Exercise directions:
Quote the data below in full, minus the images.

Material for this exercise:
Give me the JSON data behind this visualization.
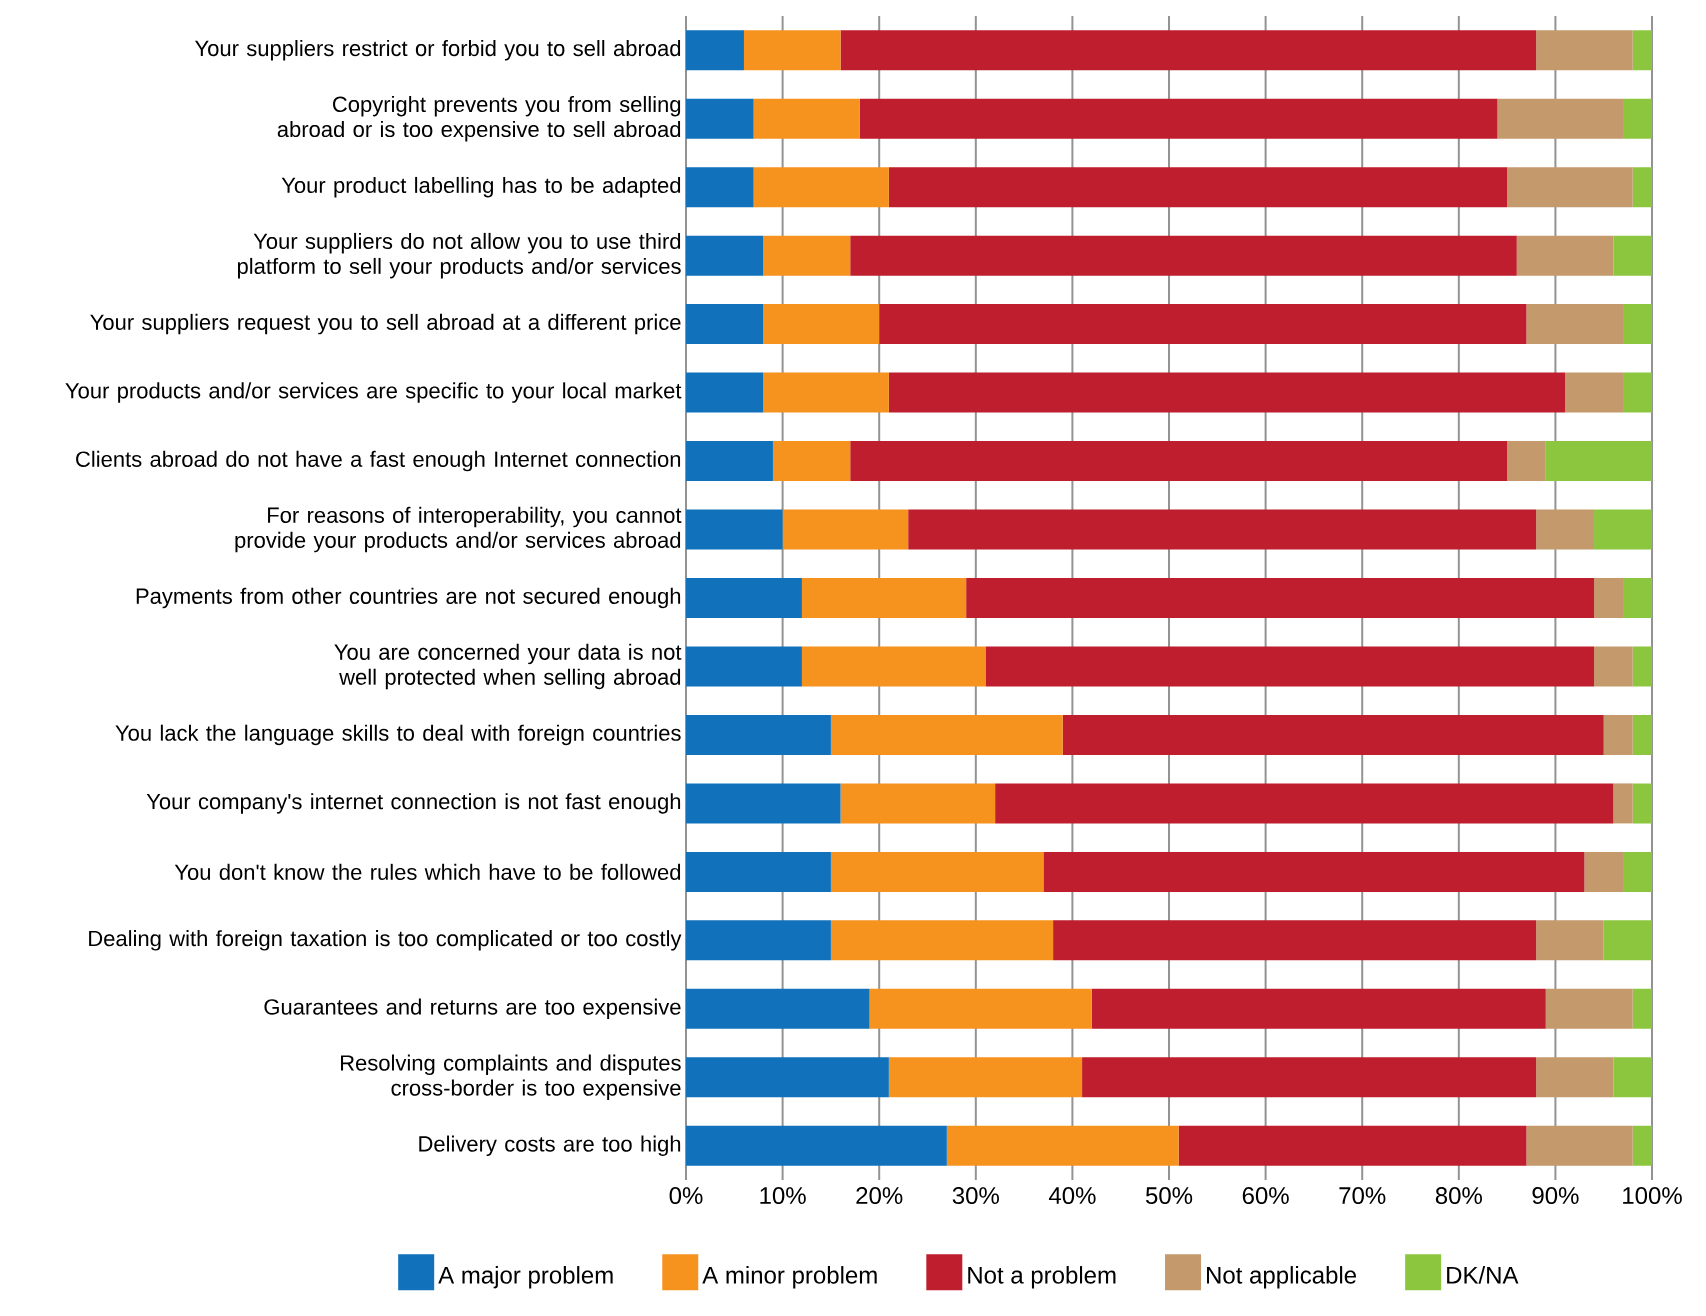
{
  "chart_data": {
    "type": "bar",
    "orientation": "horizontal",
    "stacked": true,
    "grid": "x",
    "legend": "bottom",
    "categories": [
      "Your suppliers restrict or forbid you to sell abroad",
      "Copyright prevents you from selling abroad or is too expensive to sell abroad",
      "Your product labelling has to be adapted",
      "Your suppliers do not allow you to use third platform to sell your products and/or services",
      "Your suppliers request you to sell abroad at a different price",
      "Your products and/or services are specific to your local market",
      "Clients abroad do not have a fast enough Internet connection",
      "For reasons of interoperability, you cannot provide your products and/or services abroad",
      "Payments from other countries are not secured enough",
      "You are concerned your data is not well protected when selling abroad",
      "You lack the language skills to deal with foreign countries",
      "Your company's internet connection is not fast enough",
      "You don't know the rules which have to be followed",
      "Dealing with foreign taxation is too complicated or too costly",
      "Guarantees and returns are too expensive",
      "Resolving complaints and disputes cross-border is too expensive",
      "Delivery costs are too high"
    ],
    "series": [
      {
        "name": "A major problem",
        "color": "#1172bb",
        "values": [
          6,
          7,
          7,
          8,
          8,
          8,
          9,
          10,
          12,
          12,
          15,
          16,
          15,
          15,
          19,
          21,
          27
        ]
      },
      {
        "name": "A minor problem",
        "color": "#f6921e",
        "values": [
          10,
          11,
          14,
          9,
          12,
          13,
          8,
          13,
          17,
          19,
          24,
          16,
          22,
          23,
          23,
          20,
          24
        ]
      },
      {
        "name": "Not a problem",
        "color": "#be1e2d",
        "values": [
          72,
          66,
          64,
          69,
          67,
          70,
          68,
          65,
          65,
          63,
          56,
          64,
          56,
          50,
          47,
          47,
          36
        ]
      },
      {
        "name": "Not applicable",
        "color": "#c4996c",
        "values": [
          10,
          13,
          13,
          10,
          10,
          6,
          4,
          6,
          3,
          4,
          3,
          2,
          4,
          7,
          9,
          8,
          11
        ]
      },
      {
        "name": "DK/NA",
        "color": "#8cc63f",
        "values": [
          2,
          3,
          2,
          4,
          3,
          3,
          11,
          6,
          3,
          2,
          2,
          2,
          3,
          5,
          2,
          4,
          2
        ]
      }
    ],
    "xlim": [
      0,
      100
    ],
    "xticks": [
      {
        "value": 0,
        "label": "0%"
      },
      {
        "value": 10,
        "label": "10%"
      },
      {
        "value": 20,
        "label": "20%"
      },
      {
        "value": 30,
        "label": "30%"
      },
      {
        "value": 40,
        "label": "40%"
      },
      {
        "value": 50,
        "label": "50%"
      },
      {
        "value": 60,
        "label": "60%"
      },
      {
        "value": 70,
        "label": "70%"
      },
      {
        "value": 80,
        "label": "80%"
      },
      {
        "value": 90,
        "label": "90%"
      },
      {
        "value": 100,
        "label": "100%"
      }
    ]
  }
}
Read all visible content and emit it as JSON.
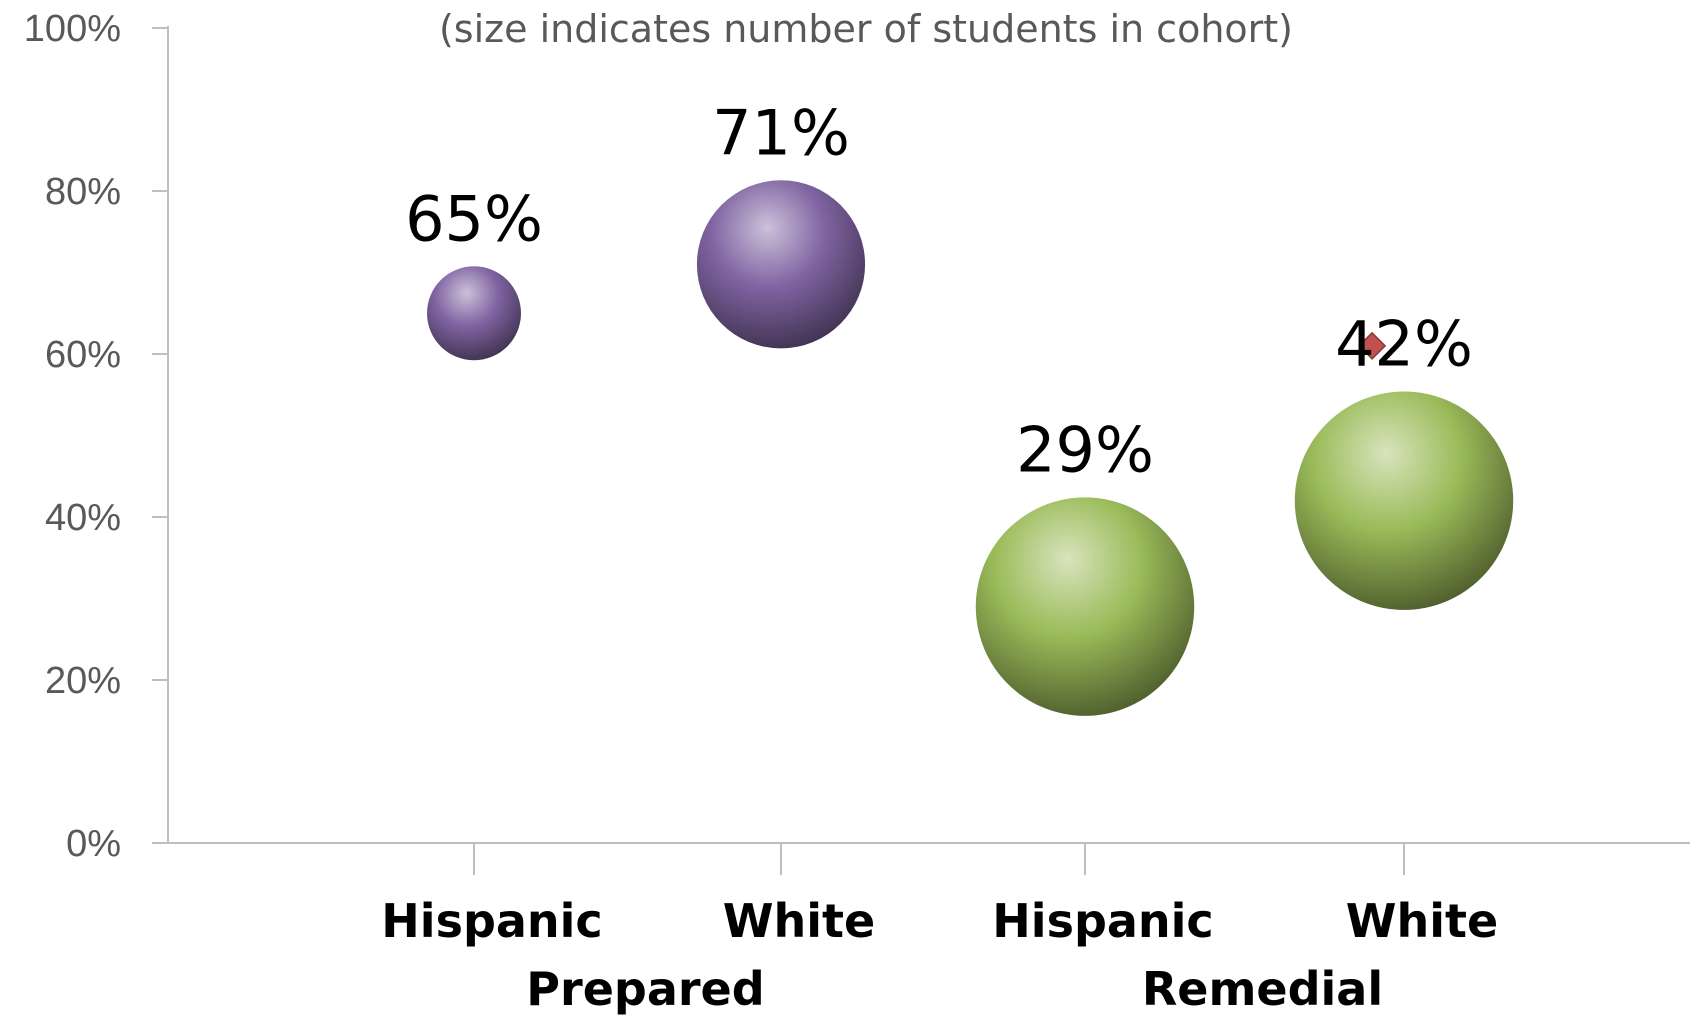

Exercise output:
Give me the JSON data behind this visualization.
{
  "chart_data": {
    "type": "bar",
    "orientation": "horizontal",
    "stacked": true,
    "grid": "x",
    "legend": "bottom",
    "categories": [
      "Your suppliers restrict or forbid you to sell abroad",
      "Copyright prevents you from selling abroad or is too expensive to sell abroad",
      "Your product labelling has to be adapted",
      "Your suppliers do not allow you to use third platform to sell your products and/or services",
      "Your suppliers request you to sell abroad at a different price",
      "Your products and/or services are specific to your local market",
      "Clients abroad do not have a fast enough Internet connection",
      "For reasons of interoperability, you cannot provide your products and/or services abroad",
      "Payments from other countries are not secured enough",
      "You are concerned your data is not well protected when selling abroad",
      "You lack the language skills to deal with foreign countries",
      "Your company's internet connection is not fast enough",
      "You don't know the rules which have to be followed",
      "Dealing with foreign taxation is too complicated or too costly",
      "Guarantees and returns are too expensive",
      "Resolving complaints and disputes cross-border is too expensive",
      "Delivery costs are too high"
    ],
    "series": [
      {
        "name": "A major problem",
        "color": "#1172bb",
        "values": [
          6,
          7,
          7,
          8,
          8,
          8,
          9,
          10,
          12,
          12,
          15,
          16,
          15,
          15,
          19,
          21,
          27
        ]
      },
      {
        "name": "A minor problem",
        "color": "#f6921e",
        "values": [
          10,
          11,
          14,
          9,
          12,
          13,
          8,
          13,
          17,
          19,
          24,
          16,
          22,
          23,
          23,
          20,
          24
        ]
      },
      {
        "name": "Not a problem",
        "color": "#be1e2d",
        "values": [
          72,
          66,
          64,
          69,
          67,
          70,
          68,
          65,
          65,
          63,
          56,
          64,
          56,
          50,
          47,
          47,
          36
        ]
      },
      {
        "name": "Not applicable",
        "color": "#c4996c",
        "values": [
          10,
          13,
          13,
          10,
          10,
          6,
          4,
          6,
          3,
          4,
          3,
          2,
          4,
          7,
          9,
          8,
          11
        ]
      },
      {
        "name": "DK/NA",
        "color": "#8cc63f",
        "values": [
          2,
          3,
          2,
          4,
          3,
          3,
          11,
          6,
          3,
          2,
          2,
          2,
          3,
          5,
          2,
          4,
          2
        ]
      }
    ],
    "xlim": [
      0,
      100
    ],
    "xticks": [
      {
        "value": 0,
        "label": "0%"
      },
      {
        "value": 10,
        "label": "10%"
      },
      {
        "value": 20,
        "label": "20%"
      },
      {
        "value": 30,
        "label": "30%"
      },
      {
        "value": 40,
        "label": "40%"
      },
      {
        "value": 50,
        "label": "50%"
      },
      {
        "value": 60,
        "label": "60%"
      },
      {
        "value": 70,
        "label": "70%"
      },
      {
        "value": 80,
        "label": "80%"
      },
      {
        "value": 90,
        "label": "90%"
      },
      {
        "value": 100,
        "label": "100%"
      }
    ]
  }
}
Read all visible content and emit it as JSON.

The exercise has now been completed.